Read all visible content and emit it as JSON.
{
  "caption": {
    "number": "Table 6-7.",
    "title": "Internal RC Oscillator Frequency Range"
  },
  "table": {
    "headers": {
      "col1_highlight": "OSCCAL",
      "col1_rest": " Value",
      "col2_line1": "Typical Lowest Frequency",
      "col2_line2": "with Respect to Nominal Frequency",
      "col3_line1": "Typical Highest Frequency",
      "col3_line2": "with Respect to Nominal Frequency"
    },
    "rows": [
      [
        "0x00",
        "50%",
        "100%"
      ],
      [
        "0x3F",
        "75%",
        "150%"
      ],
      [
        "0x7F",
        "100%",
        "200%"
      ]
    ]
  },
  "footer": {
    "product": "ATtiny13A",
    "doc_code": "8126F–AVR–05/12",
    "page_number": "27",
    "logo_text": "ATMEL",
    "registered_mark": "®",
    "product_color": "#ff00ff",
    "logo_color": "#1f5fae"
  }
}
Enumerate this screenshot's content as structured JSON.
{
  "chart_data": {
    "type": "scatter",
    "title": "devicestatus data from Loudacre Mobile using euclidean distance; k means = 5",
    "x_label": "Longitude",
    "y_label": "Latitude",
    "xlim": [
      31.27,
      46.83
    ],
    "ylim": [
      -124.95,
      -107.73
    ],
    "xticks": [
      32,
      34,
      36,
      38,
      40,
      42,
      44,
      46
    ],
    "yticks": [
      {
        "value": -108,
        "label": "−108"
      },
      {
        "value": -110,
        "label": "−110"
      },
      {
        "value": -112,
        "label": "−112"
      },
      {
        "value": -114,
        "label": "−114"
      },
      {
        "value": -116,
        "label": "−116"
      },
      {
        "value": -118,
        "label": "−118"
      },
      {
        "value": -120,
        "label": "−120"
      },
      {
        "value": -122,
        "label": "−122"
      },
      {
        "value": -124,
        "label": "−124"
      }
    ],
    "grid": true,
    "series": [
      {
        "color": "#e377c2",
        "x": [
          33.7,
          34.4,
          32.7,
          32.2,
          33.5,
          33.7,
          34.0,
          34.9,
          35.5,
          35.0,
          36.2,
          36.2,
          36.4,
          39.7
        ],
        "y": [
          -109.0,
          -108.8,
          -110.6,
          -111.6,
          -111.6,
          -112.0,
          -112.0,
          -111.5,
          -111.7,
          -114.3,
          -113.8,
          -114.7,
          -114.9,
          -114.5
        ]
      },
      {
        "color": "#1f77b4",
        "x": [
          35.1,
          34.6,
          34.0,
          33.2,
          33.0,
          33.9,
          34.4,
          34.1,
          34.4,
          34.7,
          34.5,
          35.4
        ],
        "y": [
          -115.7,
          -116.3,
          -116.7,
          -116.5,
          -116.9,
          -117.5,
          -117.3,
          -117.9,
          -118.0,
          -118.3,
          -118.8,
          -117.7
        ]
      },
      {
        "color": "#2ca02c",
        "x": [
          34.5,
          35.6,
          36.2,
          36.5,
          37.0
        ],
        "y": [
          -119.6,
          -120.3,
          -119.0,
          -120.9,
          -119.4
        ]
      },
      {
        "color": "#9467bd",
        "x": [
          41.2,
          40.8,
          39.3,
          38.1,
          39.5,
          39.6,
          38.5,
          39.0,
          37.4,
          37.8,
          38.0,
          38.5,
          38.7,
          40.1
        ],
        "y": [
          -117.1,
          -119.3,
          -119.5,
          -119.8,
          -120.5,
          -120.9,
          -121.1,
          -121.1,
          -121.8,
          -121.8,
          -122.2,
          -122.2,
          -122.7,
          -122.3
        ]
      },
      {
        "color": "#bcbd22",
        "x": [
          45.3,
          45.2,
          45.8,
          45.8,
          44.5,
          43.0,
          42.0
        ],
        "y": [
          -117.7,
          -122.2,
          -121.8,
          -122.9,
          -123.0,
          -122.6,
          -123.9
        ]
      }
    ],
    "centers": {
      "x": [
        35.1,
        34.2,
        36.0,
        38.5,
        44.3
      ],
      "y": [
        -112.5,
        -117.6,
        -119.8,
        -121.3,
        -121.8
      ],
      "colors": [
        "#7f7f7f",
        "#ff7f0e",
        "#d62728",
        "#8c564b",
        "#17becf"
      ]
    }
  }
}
- - -
### What the task requires
Where a line of the material above holds the string "Nominal", copy that line.

### Final result
      "col2_line2": "with Respect to Nominal Frequency",
      "col3_line2": "with Respect to Nominal Frequency"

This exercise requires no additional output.